» **Aim of the exercise**
Return every entry exactly as written.

» **Supplied records**
::::

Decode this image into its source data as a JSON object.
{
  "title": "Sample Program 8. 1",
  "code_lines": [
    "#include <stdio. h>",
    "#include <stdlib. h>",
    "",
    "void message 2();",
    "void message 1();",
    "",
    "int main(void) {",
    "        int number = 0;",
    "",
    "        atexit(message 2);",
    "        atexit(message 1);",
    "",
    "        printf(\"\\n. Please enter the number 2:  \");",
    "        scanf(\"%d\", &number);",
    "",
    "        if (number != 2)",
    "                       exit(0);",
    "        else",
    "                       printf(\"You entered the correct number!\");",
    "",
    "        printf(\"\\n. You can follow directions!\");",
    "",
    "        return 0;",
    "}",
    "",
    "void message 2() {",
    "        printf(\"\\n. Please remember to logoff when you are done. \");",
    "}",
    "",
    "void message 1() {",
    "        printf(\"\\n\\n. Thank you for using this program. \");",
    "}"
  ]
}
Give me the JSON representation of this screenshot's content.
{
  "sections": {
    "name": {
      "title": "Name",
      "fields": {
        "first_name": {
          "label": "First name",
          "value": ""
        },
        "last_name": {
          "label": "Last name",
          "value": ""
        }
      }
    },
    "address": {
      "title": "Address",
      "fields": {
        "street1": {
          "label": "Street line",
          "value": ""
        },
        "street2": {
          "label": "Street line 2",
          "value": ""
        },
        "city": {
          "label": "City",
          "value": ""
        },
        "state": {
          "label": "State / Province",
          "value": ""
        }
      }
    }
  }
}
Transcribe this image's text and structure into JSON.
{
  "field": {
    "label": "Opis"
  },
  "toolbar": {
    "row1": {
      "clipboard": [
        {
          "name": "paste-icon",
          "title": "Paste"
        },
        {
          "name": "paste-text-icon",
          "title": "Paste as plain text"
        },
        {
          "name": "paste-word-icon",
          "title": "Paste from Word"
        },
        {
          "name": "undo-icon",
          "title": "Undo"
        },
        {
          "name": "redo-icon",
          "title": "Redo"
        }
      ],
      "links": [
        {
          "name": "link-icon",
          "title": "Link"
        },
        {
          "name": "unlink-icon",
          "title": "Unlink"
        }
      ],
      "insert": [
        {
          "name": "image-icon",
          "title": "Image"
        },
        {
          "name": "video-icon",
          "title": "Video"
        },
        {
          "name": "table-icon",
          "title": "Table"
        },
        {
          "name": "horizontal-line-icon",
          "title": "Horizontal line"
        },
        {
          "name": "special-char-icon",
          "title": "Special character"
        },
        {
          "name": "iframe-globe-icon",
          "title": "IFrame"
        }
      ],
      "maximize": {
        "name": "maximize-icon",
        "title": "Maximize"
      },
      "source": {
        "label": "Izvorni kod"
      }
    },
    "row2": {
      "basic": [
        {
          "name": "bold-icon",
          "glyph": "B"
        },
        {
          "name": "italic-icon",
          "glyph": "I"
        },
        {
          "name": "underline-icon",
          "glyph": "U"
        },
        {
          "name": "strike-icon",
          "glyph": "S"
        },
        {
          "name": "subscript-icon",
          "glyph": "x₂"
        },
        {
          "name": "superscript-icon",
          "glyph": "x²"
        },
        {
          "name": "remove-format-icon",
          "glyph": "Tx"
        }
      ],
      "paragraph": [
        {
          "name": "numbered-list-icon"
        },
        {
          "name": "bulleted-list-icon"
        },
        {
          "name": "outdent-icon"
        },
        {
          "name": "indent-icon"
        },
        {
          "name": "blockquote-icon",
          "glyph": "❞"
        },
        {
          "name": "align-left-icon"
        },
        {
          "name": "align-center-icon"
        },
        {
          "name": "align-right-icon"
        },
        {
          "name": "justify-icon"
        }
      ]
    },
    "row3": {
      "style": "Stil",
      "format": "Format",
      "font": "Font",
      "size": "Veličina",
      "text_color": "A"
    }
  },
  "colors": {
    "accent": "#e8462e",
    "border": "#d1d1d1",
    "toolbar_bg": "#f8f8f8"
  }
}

::::

» **Answer for this exercise**
Decode this image into its source data as a JSON object.
{
  "title": "Sample Program 8. 1",
  "code_lines": [
    "#include <stdio. h>",
    "#include <stdlib. h>",
    "",
    "void message 2();",
    "void message 1();",
    "",
    "int main(void) {",
    "        int number = 0;",
    "",
    "        atexit(message 2);",
    "        atexit(message 1);",
    "",
    "        printf(\"\\n. Please enter the number 2:  \");",
    "        scanf(\"%d\", &number);",
    "",
    "        if (number != 2)",
    "                       exit(0);",
    "        else",
    "                       printf(\"You entered the correct number!\");",
    "",
    "        printf(\"\\n. You can follow directions!\");",
    "",
    "        return 0;",
    "}",
    "",
    "void message 2() {",
    "        printf(\"\\n. Please remember to logoff when you are done. \");",
    "}",
    "",
    "void message 1() {",
    "        printf(\"\\n\\n. Thank you for using this program. \");",
    "}"
  ]
}
Give me the JSON representation of this screenshot's content.
{
  "sections": {
    "name": {
      "title": "Name",
      "fields": {
        "first_name": {
          "label": "First name",
          "value": ""
        },
        "last_name": {
          "label": "Last name",
          "value": ""
        }
      }
    },
    "address": {
      "title": "Address",
      "fields": {
        "street1": {
          "label": "Street line",
          "value": ""
        },
        "street2": {
          "label": "Street line 2",
          "value": ""
        },
        "city": {
          "label": "City",
          "value": ""
        },
        "state": {
          "label": "State / Province",
          "value": ""
        }
      }
    }
  }
}
Transcribe this image's text and structure into JSON.
{
  "field": {
    "label": "Opis"
  },
  "toolbar": {
    "row1": {
      "clipboard": [
        {
          "name": "paste-icon",
          "title": "Paste"
        },
        {
          "name": "paste-text-icon",
          "title": "Paste as plain text"
        },
        {
          "name": "paste-word-icon",
          "title": "Paste from Word"
        },
        {
          "name": "undo-icon",
          "title": "Undo"
        },
        {
          "name": "redo-icon",
          "title": "Redo"
        }
      ],
      "links": [
        {
          "name": "link-icon",
          "title": "Link"
        },
        {
          "name": "unlink-icon",
          "title": "Unlink"
        }
      ],
      "insert": [
        {
          "name": "image-icon",
          "title": "Image"
        },
        {
          "name": "video-icon",
          "title": "Video"
        },
        {
          "name": "table-icon",
          "title": "Table"
        },
        {
          "name": "horizontal-line-icon",
          "title": "Horizontal line"
        },
        {
          "name": "special-char-icon",
          "title": "Special character"
        },
        {
          "name": "iframe-globe-icon",
          "title": "IFrame"
        }
      ],
      "maximize": {
        "name": "maximize-icon",
        "title": "Maximize"
      },
      "source": {
        "label": "Izvorni kod"
      }
    },
    "row2": {
      "basic": [
        {
          "name": "bold-icon",
          "glyph": "B"
        },
        {
          "name": "italic-icon",
          "glyph": "I"
        },
        {
          "name": "underline-icon",
          "glyph": "U"
        },
        {
          "name": "strike-icon",
          "glyph": "S"
        },
        {
          "name": "subscript-icon",
          "glyph": "x₂"
        },
        {
          "name": "superscript-icon",
          "glyph": "x²"
        },
        {
          "name": "remove-format-icon",
          "glyph": "Tx"
        }
      ],
      "paragraph": [
        {
          "name": "numbered-list-icon"
        },
        {
          "name": "bulleted-list-icon"
        },
        {
          "name": "outdent-icon"
        },
        {
          "name": "indent-icon"
        },
        {
          "name": "blockquote-icon",
          "glyph": "❞"
        },
        {
          "name": "align-left-icon"
        },
        {
          "name": "align-center-icon"
        },
        {
          "name": "align-right-icon"
        },
        {
          "name": "justify-icon"
        }
      ]
    },
    "row3": {
      "style": "Stil",
      "format": "Format",
      "font": "Font",
      "size": "Veličina",
      "text_color": "A"
    }
  },
  "colors": {
    "accent": "#e8462e",
    "border": "#d1d1d1",
    "toolbar_bg": "#f8f8f8"
  }
}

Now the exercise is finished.